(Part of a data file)
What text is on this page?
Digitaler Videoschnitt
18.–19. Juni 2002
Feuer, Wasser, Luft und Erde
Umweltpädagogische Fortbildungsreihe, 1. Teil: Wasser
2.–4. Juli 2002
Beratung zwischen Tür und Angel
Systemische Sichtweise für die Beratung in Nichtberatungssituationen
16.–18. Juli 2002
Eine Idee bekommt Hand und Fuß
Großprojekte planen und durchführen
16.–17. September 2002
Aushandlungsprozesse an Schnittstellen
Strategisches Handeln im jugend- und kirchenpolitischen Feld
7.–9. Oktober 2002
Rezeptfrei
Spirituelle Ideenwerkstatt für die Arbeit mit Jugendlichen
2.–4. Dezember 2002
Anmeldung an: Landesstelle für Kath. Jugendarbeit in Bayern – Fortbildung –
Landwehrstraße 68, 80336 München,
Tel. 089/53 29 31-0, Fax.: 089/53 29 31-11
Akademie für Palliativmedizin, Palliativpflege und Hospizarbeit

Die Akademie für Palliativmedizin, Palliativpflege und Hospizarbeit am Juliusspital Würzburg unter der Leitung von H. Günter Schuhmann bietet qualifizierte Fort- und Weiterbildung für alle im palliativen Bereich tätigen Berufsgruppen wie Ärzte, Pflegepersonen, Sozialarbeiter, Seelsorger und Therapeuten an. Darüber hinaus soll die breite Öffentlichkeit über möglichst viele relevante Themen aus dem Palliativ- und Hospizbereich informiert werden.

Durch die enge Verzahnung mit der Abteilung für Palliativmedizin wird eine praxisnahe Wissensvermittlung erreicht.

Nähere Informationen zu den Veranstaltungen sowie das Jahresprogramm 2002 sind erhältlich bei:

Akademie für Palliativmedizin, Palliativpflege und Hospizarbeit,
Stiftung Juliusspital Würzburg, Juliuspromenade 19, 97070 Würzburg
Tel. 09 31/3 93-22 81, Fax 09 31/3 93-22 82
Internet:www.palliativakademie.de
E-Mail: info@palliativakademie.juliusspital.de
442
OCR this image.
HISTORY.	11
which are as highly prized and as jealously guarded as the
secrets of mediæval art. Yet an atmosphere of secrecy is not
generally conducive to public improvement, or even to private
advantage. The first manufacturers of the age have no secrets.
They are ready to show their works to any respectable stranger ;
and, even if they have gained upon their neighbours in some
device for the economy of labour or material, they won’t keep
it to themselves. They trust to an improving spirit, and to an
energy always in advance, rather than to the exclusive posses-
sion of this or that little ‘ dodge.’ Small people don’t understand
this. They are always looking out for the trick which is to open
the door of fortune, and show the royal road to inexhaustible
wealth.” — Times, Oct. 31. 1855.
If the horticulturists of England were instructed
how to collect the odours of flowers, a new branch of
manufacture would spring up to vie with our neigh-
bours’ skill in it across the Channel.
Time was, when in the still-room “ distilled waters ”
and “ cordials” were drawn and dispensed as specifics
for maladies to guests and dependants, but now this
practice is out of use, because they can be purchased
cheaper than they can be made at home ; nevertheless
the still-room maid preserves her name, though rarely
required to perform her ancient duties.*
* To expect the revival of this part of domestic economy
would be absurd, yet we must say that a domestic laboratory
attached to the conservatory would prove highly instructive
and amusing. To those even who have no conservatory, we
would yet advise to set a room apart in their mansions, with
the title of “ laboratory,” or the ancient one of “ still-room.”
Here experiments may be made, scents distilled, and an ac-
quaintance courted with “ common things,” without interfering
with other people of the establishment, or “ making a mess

## WORK TO DO
Using the listing above, please repeat every entry exactly.

## RESPONSE TO THIS TASK
What text is on this page?
Digitaler Videoschnitt
18.–19. Juni 2002
Feuer, Wasser, Luft und Erde
Umweltpädagogische Fortbildungsreihe, 1. Teil: Wasser
2.–4. Juli 2002
Beratung zwischen Tür und Angel
Systemische Sichtweise für die Beratung in Nichtberatungssituationen
16.–18. Juli 2002
Eine Idee bekommt Hand und Fuß
Großprojekte planen und durchführen
16.–17. September 2002
Aushandlungsprozesse an Schnittstellen
Strategisches Handeln im jugend- und kirchenpolitischen Feld
7.–9. Oktober 2002
Rezeptfrei
Spirituelle Ideenwerkstatt für die Arbeit mit Jugendlichen
2.–4. Dezember 2002
Anmeldung an: Landesstelle für Kath. Jugendarbeit in Bayern – Fortbildung –
Landwehrstraße 68, 80336 München,
Tel. 089/53 29 31-0, Fax.: 089/53 29 31-11
Akademie für Palliativmedizin, Palliativpflege und Hospizarbeit

Die Akademie für Palliativmedizin, Palliativpflege und Hospizarbeit am Juliusspital Würzburg unter der Leitung von H. Günter Schuhmann bietet qualifizierte Fort- und Weiterbildung für alle im palliativen Bereich tätigen Berufsgruppen wie Ärzte, Pflegepersonen, Sozialarbeiter, Seelsorger und Therapeuten an. Darüber hinaus soll die breite Öffentlichkeit über möglichst viele relevante Themen aus dem Palliativ- und Hospizbereich informiert werden.

Durch die enge Verzahnung mit der Abteilung für Palliativmedizin wird eine praxisnahe Wissensvermittlung erreicht.

Nähere Informationen zu den Veranstaltungen sowie das Jahresprogramm 2002 sind erhältlich bei:

Akademie für Palliativmedizin, Palliativpflege und Hospizarbeit,
Stiftung Juliusspital Würzburg, Juliuspromenade 19, 97070 Würzburg
Tel. 09 31/3 93-22 81, Fax 09 31/3 93-22 82
Internet:www.palliativakademie.de
E-Mail: info@palliativakademie.juliusspital.de
442
OCR this image.
HISTORY.	11
which are as highly prized and as jealously guarded as the
secrets of mediæval art. Yet an atmosphere of secrecy is not
generally conducive to public improvement, or even to private
advantage. The first manufacturers of the age have no secrets.
They are ready to show their works to any respectable stranger ;
and, even if they have gained upon their neighbours in some
device for the economy of labour or material, they won’t keep
it to themselves. They trust to an improving spirit, and to an
energy always in advance, rather than to the exclusive posses-
sion of this or that little ‘ dodge.’ Small people don’t understand
this. They are always looking out for the trick which is to open
the door of fortune, and show the royal road to inexhaustible
wealth.” — Times, Oct. 31. 1855.
If the horticulturists of England were instructed
how to collect the odours of flowers, a new branch of
manufacture would spring up to vie with our neigh-
bours’ skill in it across the Channel.
Time was, when in the still-room “ distilled waters ”
and “ cordials” were drawn and dispensed as specifics
for maladies to guests and dependants, but now this
practice is out of use, because they can be purchased
cheaper than they can be made at home ; nevertheless
the still-room maid preserves her name, though rarely
required to perform her ancient duties.*
* To expect the revival of this part of domestic economy
would be absurd, yet we must say that a domestic laboratory
attached to the conservatory would prove highly instructive
and amusing. To those even who have no conservatory, we
would yet advise to set a room apart in their mansions, with
the title of “ laboratory,” or the ancient one of “ still-room.”
Here experiments may be made, scents distilled, and an ac-
quaintance courted with “ common things,” without interfering
with other people of the establishment, or “ making a mess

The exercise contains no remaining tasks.